Using the entries below, restate word for word only the lines from the one with "Transcribe the text in this document." to the final line, leaving the pictures out.

START

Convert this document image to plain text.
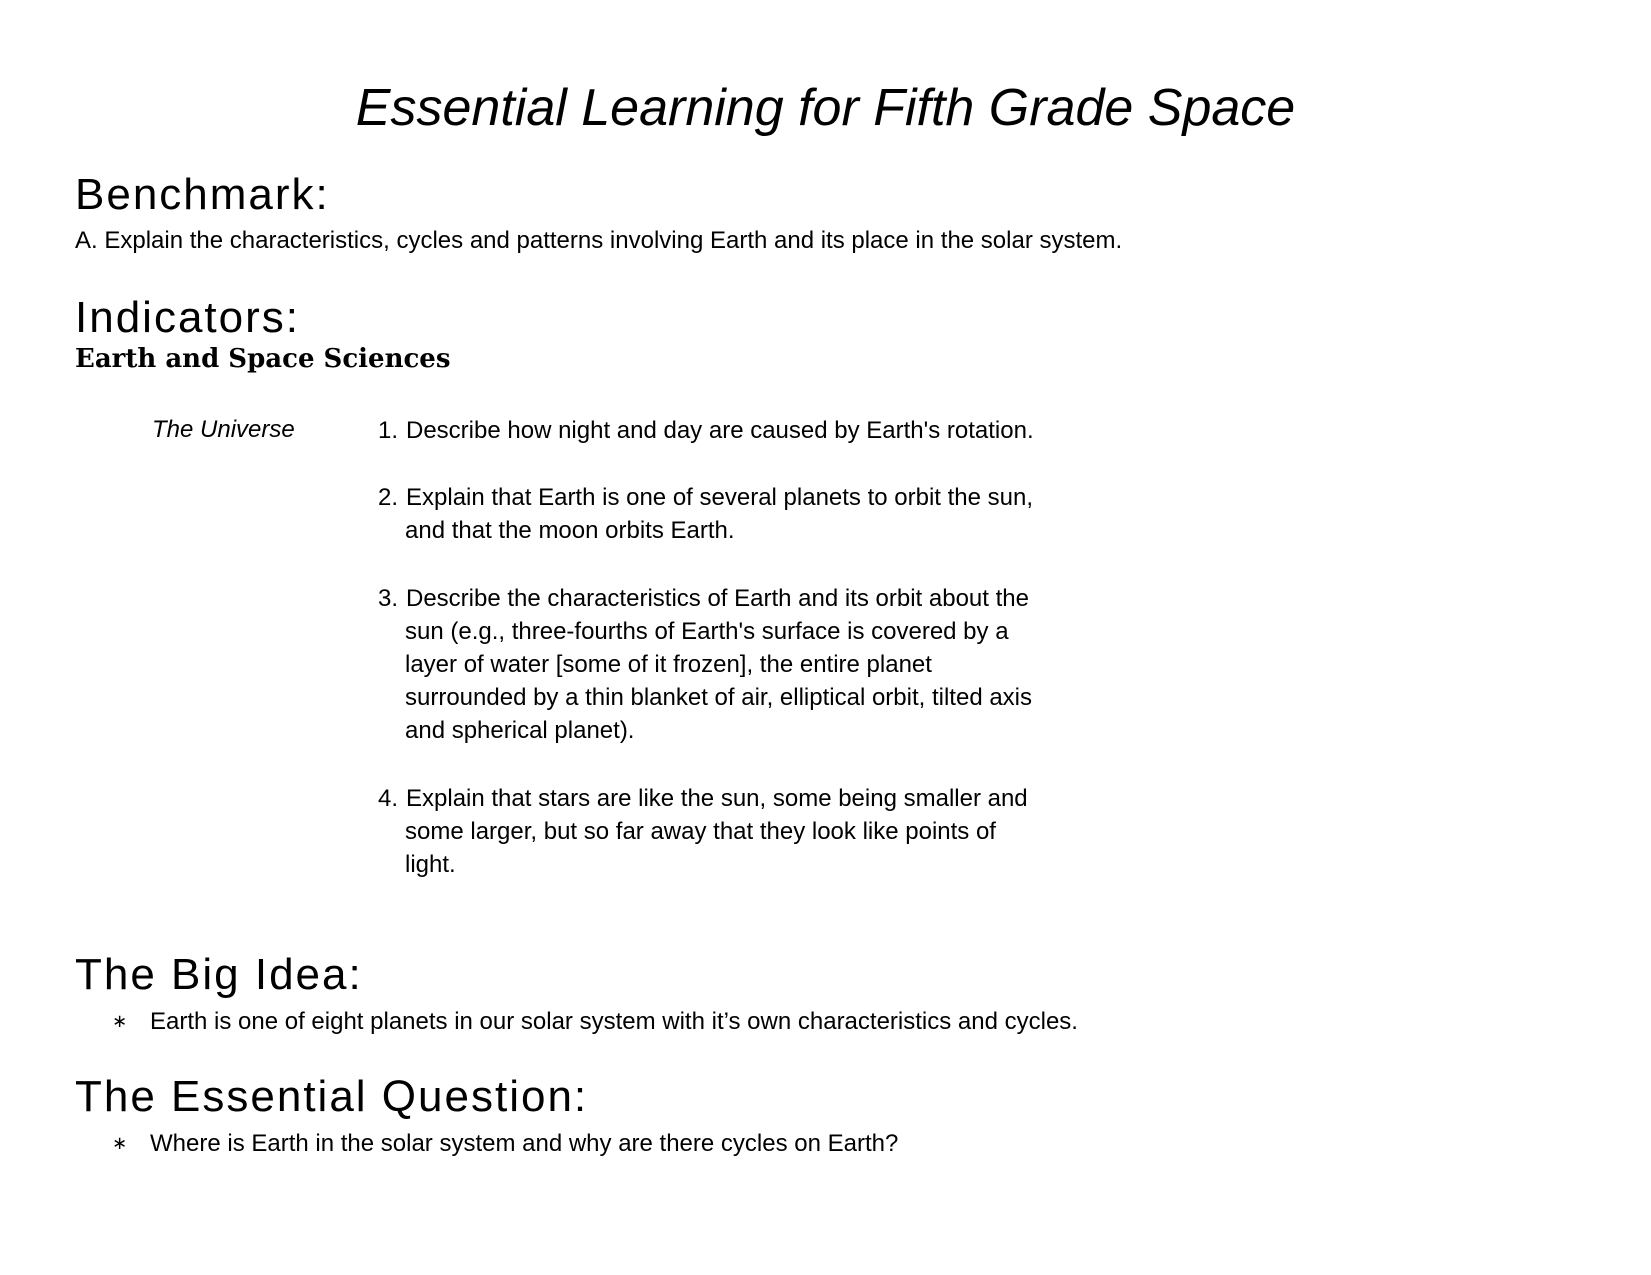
Essential Learning for Fifth Grade Space
Benchmark:
A. Explain the characteristics, cycles and patterns involving Earth and its place in the solar system.
Indicators:
Earth and Space Sciences
The Universe	1. Describe how night and day are caused by Earth's rotation.
2. Explain that Earth is one of several planets to orbit the sun,
and that the moon orbits Earth.
3. Describe the characteristics of Earth and its orbit about the
sun (e.g., three-fourths of Earth's surface is covered by a
layer of water [some of it frozen], the entire planet
surrounded by a thin blanket of air, elliptical orbit, tilted axis
and spherical planet).
4. Explain that stars are like the sun, some being smaller and
some larger, but so far away that they look like points of
light.
The Big Idea:
∗ Earth is one of eight planets in our solar system with it’s own characteristics and cycles.
The Essential Question:
∗ Where is Earth in the solar system and why are there cycles on Earth?
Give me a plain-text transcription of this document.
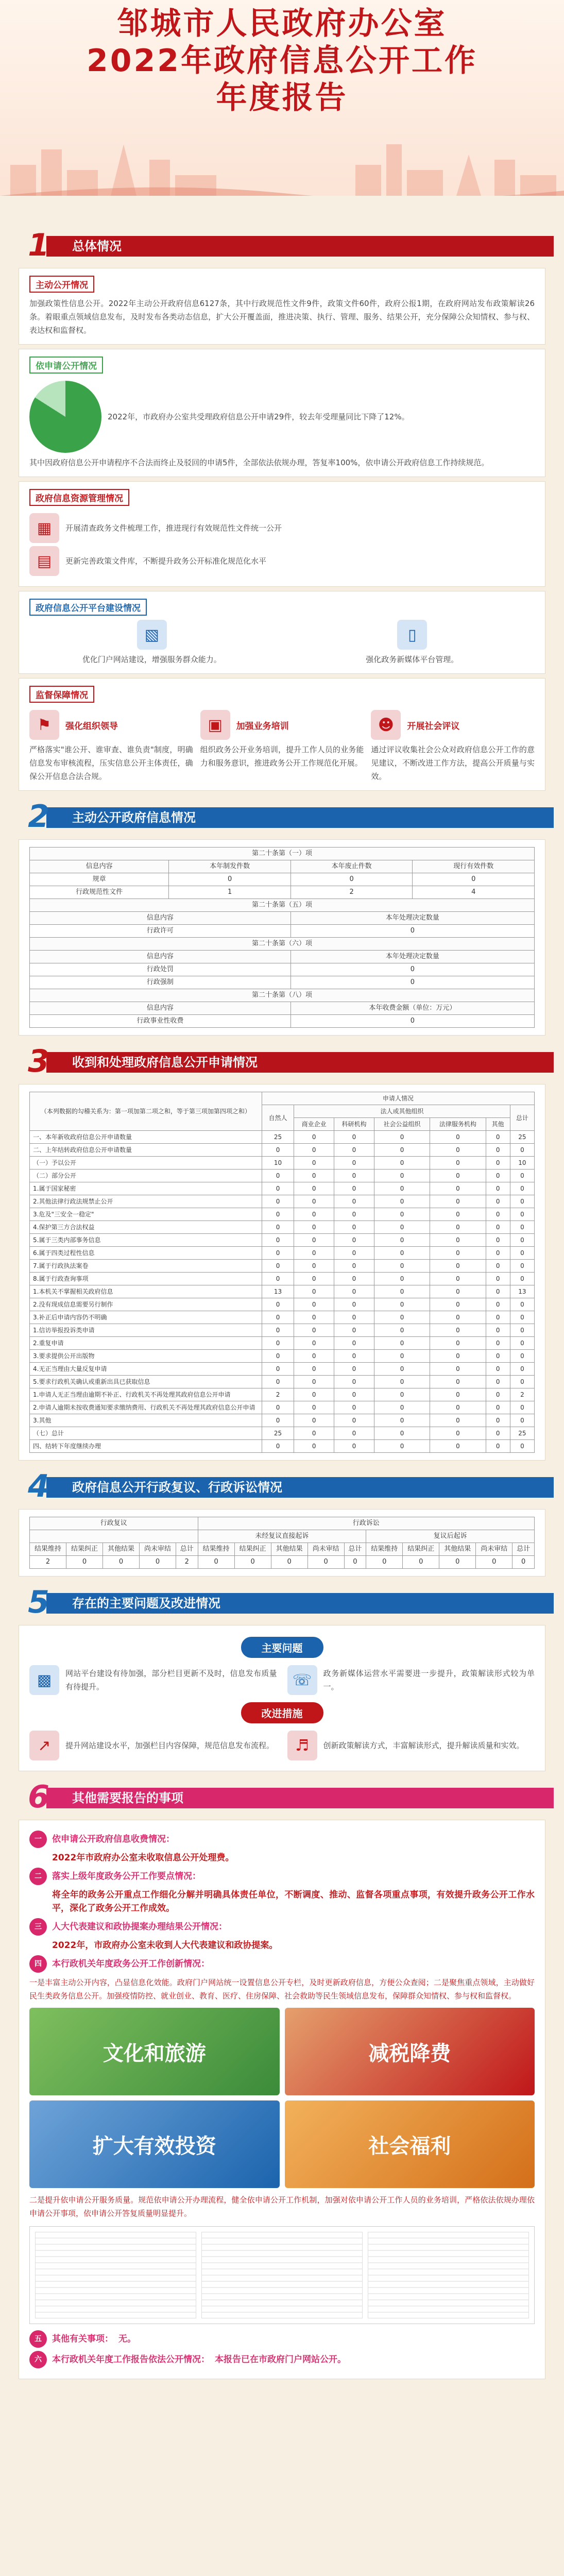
邹城市人民政府办公室
2022年政府信息公开工作
年度报告
总体情况
1
主动公开情况
加强政策性信息公开。2022年主动公开政府信息6127条，其中行政规范性文件9件，政策文件60件，政府公报1期，在政府网站发布政策解读26条。着眼重点领域信息发布，及时发布各类动态信息，扩大公开覆盖面，推进决策、执行、管理、服务、结果公开，充分保障公众知情权、参与权、表达权和监督权。
依申请公开情况
2022年，市政府办公室共受理政府信息公开申请29件，较去年受理量同比下降了12%。
其中因政府信息公开申请程序不合法而终止及驳回的申请5件，全部依法依规办理，答复率100%，依申请公开政府信息工作持续规范。
政府信息资源管理情况
▦	开展清查政务文件梳理工作，推进现行有效规范性文件统一公开
▤	更新完善政策文件库，不断提升政务公开标准化规范化水平
政府信息公开平台建设情况
▧
优化门户网站建设，增强服务群众能力。
▯
强化政务新媒体平台管理。
监督保障情况
⚑	强化组织领导
严格落实"谁公开、谁审查、谁负责"制度，明确信息发布审核流程，压实信息公开主体责任，确保公开信息合法合规。
▣	加强业务培训
组织政务公开业务培训，提升工作人员的业务能力和服务意识，推进政务公开工作规范化开展。
☻	开展社会评议
通过评议收集社会公众对政府信息公开工作的意见建议，不断改进工作方法，提高公开质量与实效。
主动公开政府信息情况
2
第二十条第（一）项			
信息内容	本年制发件数	本年废止件数	现行有效件数
规章	0	0	0
行政规范性文件	1	2	4
第二十条第（五）项			
信息内容		本年处理决定数量	
行政许可		0	
第二十条第（六）项			
信息内容		本年处理决定数量	
行政处罚		0	
行政强制		0	
第二十条第（八）项			
信息内容		本年收费金额（单位：万元）	
行政事业性收费		0	
收到和处理政府信息公开申请情况
3
（本列数据的勾稽关系为：第一项加第二项之和，等于第三项加第四项之和）	申请人情况						
	自然人	法人或其他组织					总计
		商业企业	科研机构	社会公益组织	法律服务机构	其他	
一、本年新收政府信息公开申请数量	25	0	0	0	0	0	25
二、上年结转政府信息公开申请数量	0	0	0	0	0	0	0
（一）予以公开	10	0	0	0	0	0	10
（二）部分公开	0	0	0	0	0	0	0
1.属于国家秘密	0	0	0	0	0	0	0
2.其他法律行政法规禁止公开	0	0	0	0	0	0	0
3.危及"三安全一稳定"	0	0	0	0	0	0	0
4.保护第三方合法权益	0	0	0	0	0	0	0
5.属于三类内部事务信息	0	0	0	0	0	0	0
6.属于四类过程性信息	0	0	0	0	0	0	0
7.属于行政执法案卷	0	0	0	0	0	0	0
8.属于行政查询事项	0	0	0	0	0	0	0
1.本机关不掌握相关政府信息	13	0	0	0	0	0	13
2.没有现成信息需要另行制作	0	0	0	0	0	0	0
3.补正后申请内容仍不明确	0	0	0	0	0	0	0
1.信访举报投诉类申请	0	0	0	0	0	0	0
2.重复申请	0	0	0	0	0	0	0
3.要求提供公开出版物	0	0	0	0	0	0	0
4.无正当理由大量反复申请	0	0	0	0	0	0	0
5.要求行政机关确认或重新出具已获取信息	0	0	0	0	0	0	0
1.申请人无正当理由逾期不补正、行政机关不再处理其政府信息公开申请	2	0	0	0	0	0	2
2.申请人逾期未按收费通知要求缴纳费用、行政机关不再处理其政府信息公开申请	0	0	0	0	0	0	0
3.其他	0	0	0	0	0	0	0
（七）总计	25	0	0	0	0	0	25
四、结转下年度继续办理	0	0	0	0	0	0	0
政府信息公开行政复议、行政诉讼情况
4
行政复议					行政诉讼									
					未经复议直接起诉					复议后起诉				
结果维持	结果纠正	其他结果	尚未审结	总计	结果维持	结果纠正	其他结果	尚未审结	总计	结果维持	结果纠正	其他结果	尚未审结	总计
2	0	0	0	2	0	0	0	0	0	0	0	0	0	0
存在的主要问题及改进情况
5
主要问题
▩	网站平台建设有待加强，部分栏目更新不及时，信息发布质量有待提升。	☏	政务新媒体运营水平需要进一步提升，政策解读形式较为单一。
改进措施
↗	提升网站建设水平，加强栏目内容保障，规范信息发布流程。	♬	创新政策解读方式，丰富解读形式，提升解读质量和实效。
其他需要报告的事项
6
一	依申请公开政府信息收费情况：
2022年市政府办公室未收取信息公开处理费。
二	落实上级年度政务公开工作要点情况：
将全年的政务公开重点工作细化分解并明确具体责任单位，不断调度、推动、监督各项重点事项，有效提升政务公开工作水平，深化了政务公开工作成效。
三	人大代表建议和政协提案办理结果公开情况：
2022年，市政府办公室未收到人大代表建议和政协提案。
四	本行政机关年度政务公开工作创新情况：
一是丰富主动公开内容，凸显信息化效能。政府门户网站统一设置信息公开专栏，及时更新政府信息，方便公众查阅；二是聚焦重点领域，主动做好民生类政务信息公开。加强疫情防控、就业创业、教育、医疗、住房保障、社会救助等民生领域信息发布，保障群众知情权、参与权和监督权。
文化和旅游	减税降费
扩大有效投资	社会福利
二是提升依申请公开服务质量。规范依申请公开办理流程，健全依申请公开工作机制，加强对依申请公开工作人员的业务培训，严格依法依规办理依申请公开事项，依申请公开答复质量明显提升。
五	其他有关事项： 无。
六	本行政机关年度工作报告依法公开情况： 本报告已在市政府门户网站公开。
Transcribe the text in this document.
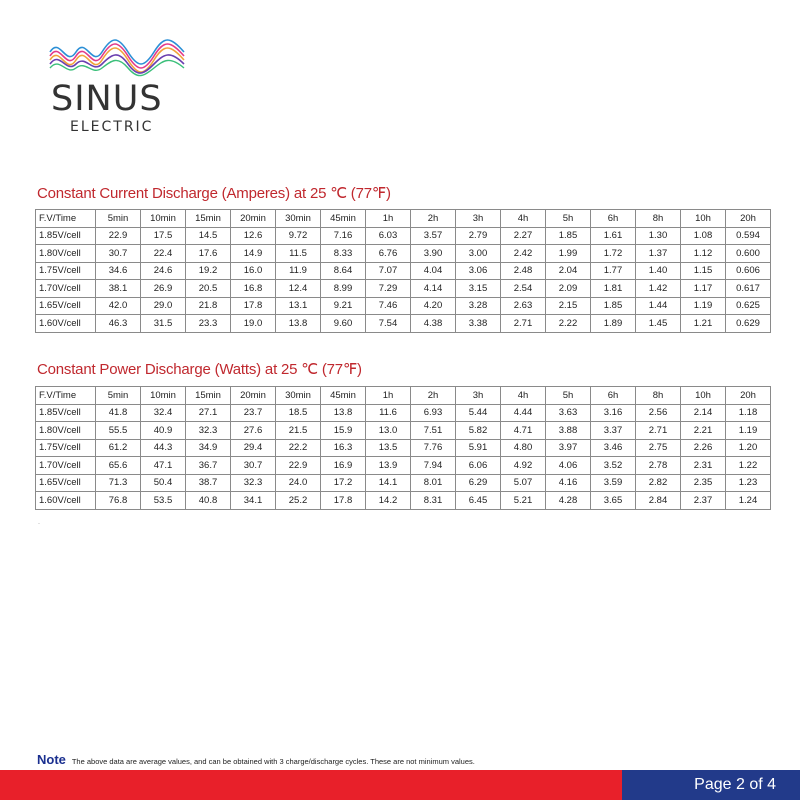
SINUS
ELECTRIC
Constant Current Discharge (Amperes) at 25 ℃ (77℉)
F.V/Time	5min	10min	15min	20min	30min	45min	1h	2h	3h	4h	5h	6h	8h	10h	20h
1.85V/cell	22.9	17.5	14.5	12.6	9.72	7.16	6.03	3.57	2.79	2.27	1.85	1.61	1.30	1.08	0.594
1.80V/cell	30.7	22.4	17.6	14.9	11.5	8.33	6.76	3.90	3.00	2.42	1.99	1.72	1.37	1.12	0.600
1.75V/cell	34.6	24.6	19.2	16.0	11.9	8.64	7.07	4.04	3.06	2.48	2.04	1.77	1.40	1.15	0.606
1.70V/cell	38.1	26.9	20.5	16.8	12.4	8.99	7.29	4.14	3.15	2.54	2.09	1.81	1.42	1.17	0.617
1.65V/cell	42.0	29.0	21.8	17.8	13.1	9.21	7.46	4.20	3.28	2.63	2.15	1.85	1.44	1.19	0.625
1.60V/cell	46.3	31.5	23.3	19.0	13.8	9.60	7.54	4.38	3.38	2.71	2.22	1.89	1.45	1.21	0.629
Constant Power Discharge (Watts) at 25 ℃ (77℉)
F.V/Time	5min	10min	15min	20min	30min	45min	1h	2h	3h	4h	5h	6h	8h	10h	20h
1.85V/cell	41.8	32.4	27.1	23.7	18.5	13.8	11.6	6.93	5.44	4.44	3.63	3.16	2.56	2.14	1.18
1.80V/cell	55.5	40.9	32.3	27.6	21.5	15.9	13.0	7.51	5.82	4.71	3.88	3.37	2.71	2.21	1.19
1.75V/cell	61.2	44.3	34.9	29.4	22.2	16.3	13.5	7.76	5.91	4.80	3.97	3.46	2.75	2.26	1.20
1.70V/cell	65.6	47.1	36.7	30.7	22.9	16.9	13.9	7.94	6.06	4.92	4.06	3.52	2.78	2.31	1.22
1.65V/cell	71.3	50.4	38.7	32.3	24.0	17.2	14.1	8.01	6.29	5.07	4.16	3.59	2.82	2.35	1.23
1.60V/cell	76.8	53.5	40.8	34.1	25.2	17.8	14.2	8.31	6.45	5.21	4.28	3.65	2.84	2.37	1.24
·
Note The above data are average values, and can be obtained with 3 charge/discharge cycles. These are not minimum values.
Page 2 of 4
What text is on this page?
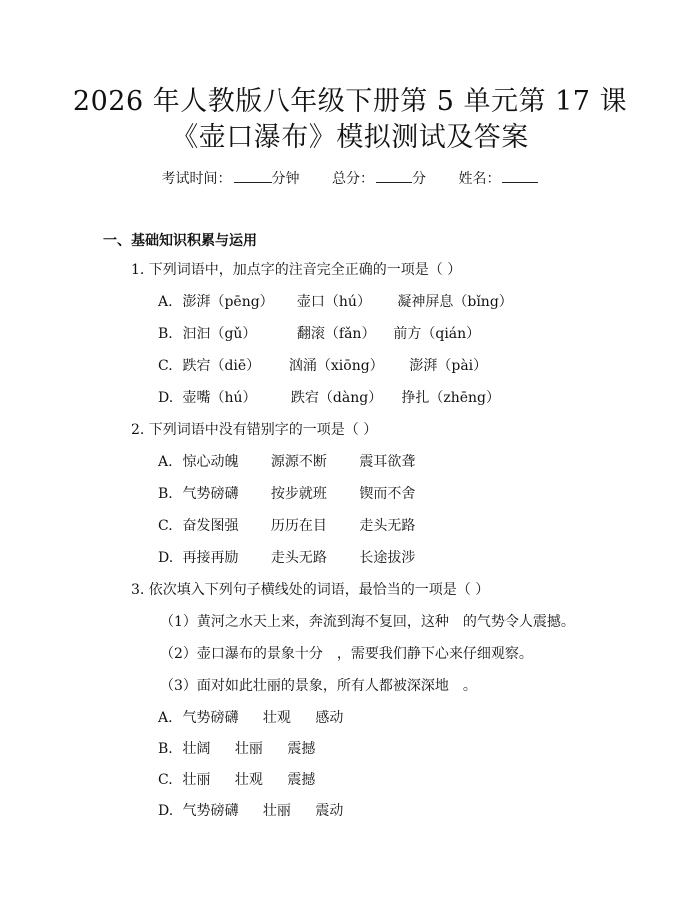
2026 年人教版八年级下册第 5 单元第 17 课
《壶口瀑布》模拟测试及答案
考试时间：	分钟 总分：	分 姓名：
一、基础知识积累与运用
1. 下列词语中，加点字的注音完全正确的一项是（ ）
A. 澎湃（pēng） 壶口（hú） 凝神屏息（bǐng）
B. 汩汩（gǔ）	翻滚（fǎn） 前方（qián）
C. 跌宕（diē） 汹涌（xiōng） 澎湃（pài）
D. 壶嘴（hú） 跌宕（dàng） 挣扎（zhēng）
2. 下列词语中没有错别字的一项是（ ）
A. 惊心动魄 源源不断 震耳欲聋
B. 气势磅礴 按步就班 锲而不舍
C. 奋发图强 历历在目 走头无路
D. 再接再励 走头无路 长途拔涉
3. 依次填入下列句子横线处的词语，最恰当的一项是（ ）
（1）黄河之水天上来，奔流到海不复回，这种　的气势令人震撼。
（2）壶口瀑布的景象十分　，需要我们静下心来仔细观察。
（3）面对如此壮丽的景象，所有人都被深深地　。
A. 气势磅礴 壮观 感动
B. 壮阔 壮丽 震撼
C. 壮丽 壮观 震撼
D. 气势磅礴 壮丽 震动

END

→ Result
Transcribe the text in this document.
SINUS
ELECTRIC
Constant Current Discharge (Amperes) at 25 ℃ (77℉)
F.V/Time	5min	10min	15min	20min	30min	45min	1h	2h	3h	4h	5h	6h	8h	10h	20h
1.85V/cell	22.9	17.5	14.5	12.6	9.72	7.16	6.03	3.57	2.79	2.27	1.85	1.61	1.30	1.08	0.594
1.80V/cell	30.7	22.4	17.6	14.9	11.5	8.33	6.76	3.90	3.00	2.42	1.99	1.72	1.37	1.12	0.600
1.75V/cell	34.6	24.6	19.2	16.0	11.9	8.64	7.07	4.04	3.06	2.48	2.04	1.77	1.40	1.15	0.606
1.70V/cell	38.1	26.9	20.5	16.8	12.4	8.99	7.29	4.14	3.15	2.54	2.09	1.81	1.42	1.17	0.617
1.65V/cell	42.0	29.0	21.8	17.8	13.1	9.21	7.46	4.20	3.28	2.63	2.15	1.85	1.44	1.19	0.625
1.60V/cell	46.3	31.5	23.3	19.0	13.8	9.60	7.54	4.38	3.38	2.71	2.22	1.89	1.45	1.21	0.629
Constant Power Discharge (Watts) at 25 ℃ (77℉)
F.V/Time	5min	10min	15min	20min	30min	45min	1h	2h	3h	4h	5h	6h	8h	10h	20h
1.85V/cell	41.8	32.4	27.1	23.7	18.5	13.8	11.6	6.93	5.44	4.44	3.63	3.16	2.56	2.14	1.18
1.80V/cell	55.5	40.9	32.3	27.6	21.5	15.9	13.0	7.51	5.82	4.71	3.88	3.37	2.71	2.21	1.19
1.75V/cell	61.2	44.3	34.9	29.4	22.2	16.3	13.5	7.76	5.91	4.80	3.97	3.46	2.75	2.26	1.20
1.70V/cell	65.6	47.1	36.7	30.7	22.9	16.9	13.9	7.94	6.06	4.92	4.06	3.52	2.78	2.31	1.22
1.65V/cell	71.3	50.4	38.7	32.3	24.0	17.2	14.1	8.01	6.29	5.07	4.16	3.59	2.82	2.35	1.23
1.60V/cell	76.8	53.5	40.8	34.1	25.2	17.8	14.2	8.31	6.45	5.21	4.28	3.65	2.84	2.37	1.24
·
Note The above data are average values, and can be obtained with 3 charge/discharge cycles. These are not minimum values.
Page 2 of 4
What text is on this page?
2026 年人教版八年级下册第 5 单元第 17 课
《壶口瀑布》模拟测试及答案
考试时间：	分钟 总分：	分 姓名：
一、基础知识积累与运用
1. 下列词语中，加点字的注音完全正确的一项是（ ）
A. 澎湃（pēng） 壶口（hú） 凝神屏息（bǐng）
B. 汩汩（gǔ）	翻滚（fǎn） 前方（qián）
C. 跌宕（diē） 汹涌（xiōng） 澎湃（pài）
D. 壶嘴（hú） 跌宕（dàng） 挣扎（zhēng）
2. 下列词语中没有错别字的一项是（ ）
A. 惊心动魄 源源不断 震耳欲聋
B. 气势磅礴 按步就班 锲而不舍
C. 奋发图强 历历在目 走头无路
D. 再接再励 走头无路 长途拔涉
3. 依次填入下列句子横线处的词语，最恰当的一项是（ ）
（1）黄河之水天上来，奔流到海不复回，这种　的气势令人震撼。
（2）壶口瀑布的景象十分　，需要我们静下心来仔细观察。
（3）面对如此壮丽的景象，所有人都被深深地　。
A. 气势磅礴 壮观 感动
B. 壮阔 壮丽 震撼
C. 壮丽 壮观 震撼
D. 气势磅礴 壮丽 震动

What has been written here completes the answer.